▶ [Given task]
Output every line below exactly.
*-*-*
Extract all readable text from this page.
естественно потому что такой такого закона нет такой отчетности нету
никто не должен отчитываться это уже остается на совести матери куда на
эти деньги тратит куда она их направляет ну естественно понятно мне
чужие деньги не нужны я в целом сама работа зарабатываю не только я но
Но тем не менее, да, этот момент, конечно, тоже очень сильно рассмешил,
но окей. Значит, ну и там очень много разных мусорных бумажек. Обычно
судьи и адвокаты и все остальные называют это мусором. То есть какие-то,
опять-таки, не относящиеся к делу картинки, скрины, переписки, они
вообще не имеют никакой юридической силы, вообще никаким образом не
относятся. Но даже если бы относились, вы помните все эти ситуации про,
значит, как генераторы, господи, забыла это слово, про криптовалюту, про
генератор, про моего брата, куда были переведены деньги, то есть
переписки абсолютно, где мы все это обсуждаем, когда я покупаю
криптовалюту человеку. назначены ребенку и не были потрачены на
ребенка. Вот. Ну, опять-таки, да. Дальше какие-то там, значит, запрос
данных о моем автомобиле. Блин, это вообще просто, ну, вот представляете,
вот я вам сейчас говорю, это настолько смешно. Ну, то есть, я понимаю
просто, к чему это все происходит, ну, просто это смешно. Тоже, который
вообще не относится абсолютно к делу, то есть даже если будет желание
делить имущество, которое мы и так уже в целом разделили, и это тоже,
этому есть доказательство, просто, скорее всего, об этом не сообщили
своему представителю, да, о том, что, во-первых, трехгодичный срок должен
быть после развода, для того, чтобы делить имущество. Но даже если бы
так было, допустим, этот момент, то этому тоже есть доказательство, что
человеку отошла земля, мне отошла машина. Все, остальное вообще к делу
*-*-*
▶ [Response to this task]
Extract all readable text from this page.
естественно потому что такой такого закона нет такой отчетности нету
никто не должен отчитываться это уже остается на совести матери куда на
эти деньги тратит куда она их направляет ну естественно понятно мне
чужие деньги не нужны я в целом сама работа зарабатываю не только я но
Но тем не менее, да, этот момент, конечно, тоже очень сильно рассмешил,
но окей. Значит, ну и там очень много разных мусорных бумажек. Обычно
судьи и адвокаты и все остальные называют это мусором. То есть какие-то,
опять-таки, не относящиеся к делу картинки, скрины, переписки, они
вообще не имеют никакой юридической силы, вообще никаким образом не
относятся. Но даже если бы относились, вы помните все эти ситуации про,
значит, как генераторы, господи, забыла это слово, про криптовалюту, про
генератор, про моего брата, куда были переведены деньги, то есть
переписки абсолютно, где мы все это обсуждаем, когда я покупаю
криптовалюту человеку. назначены ребенку и не были потрачены на
ребенка. Вот. Ну, опять-таки, да. Дальше какие-то там, значит, запрос
данных о моем автомобиле. Блин, это вообще просто, ну, вот представляете,
вот я вам сейчас говорю, это настолько смешно. Ну, то есть, я понимаю
просто, к чему это все происходит, ну, просто это смешно. Тоже, который
вообще не относится абсолютно к делу, то есть даже если будет желание
делить имущество, которое мы и так уже в целом разделили, и это тоже,
этому есть доказательство, просто, скорее всего, об этом не сообщили
своему представителю, да, о том, что, во-первых, трехгодичный срок должен
быть после развода, для того, чтобы делить имущество. Но даже если бы
так было, допустим, этот момент, то этому тоже есть доказательство, что
человеку отошла земля, мне отошла машина. Все, остальное вообще к делу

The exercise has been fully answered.